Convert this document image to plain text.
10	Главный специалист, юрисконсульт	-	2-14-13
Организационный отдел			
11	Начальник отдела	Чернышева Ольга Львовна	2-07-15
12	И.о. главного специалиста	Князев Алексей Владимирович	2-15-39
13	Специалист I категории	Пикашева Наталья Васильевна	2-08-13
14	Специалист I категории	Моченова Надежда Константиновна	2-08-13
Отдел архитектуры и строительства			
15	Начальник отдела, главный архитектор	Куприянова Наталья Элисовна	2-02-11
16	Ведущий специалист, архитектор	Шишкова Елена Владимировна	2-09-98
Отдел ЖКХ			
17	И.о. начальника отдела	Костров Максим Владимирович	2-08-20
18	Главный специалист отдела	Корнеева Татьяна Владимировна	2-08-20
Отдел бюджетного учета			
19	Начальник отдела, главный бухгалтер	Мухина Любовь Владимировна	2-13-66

- - - - -

■ TASK BRIEF ■
Return each full line of the entries that contains the word "отдела".

■ COMPLETED EXERCISE ■
11	Начальник отдела	Чернышева Ольга Львовна	2-07-15
15	Начальник отдела, главный архитектор	Куприянова Наталья Элисовна	2-02-11
17	И.о. начальника отдела	Костров Максим Владимирович	2-08-20
18	Главный специалист отдела	Корнеева Татьяна Владимировна	2-08-20
19	Начальник отдела, главный бухгалтер	Мухина Любовь Владимировна	2-13-66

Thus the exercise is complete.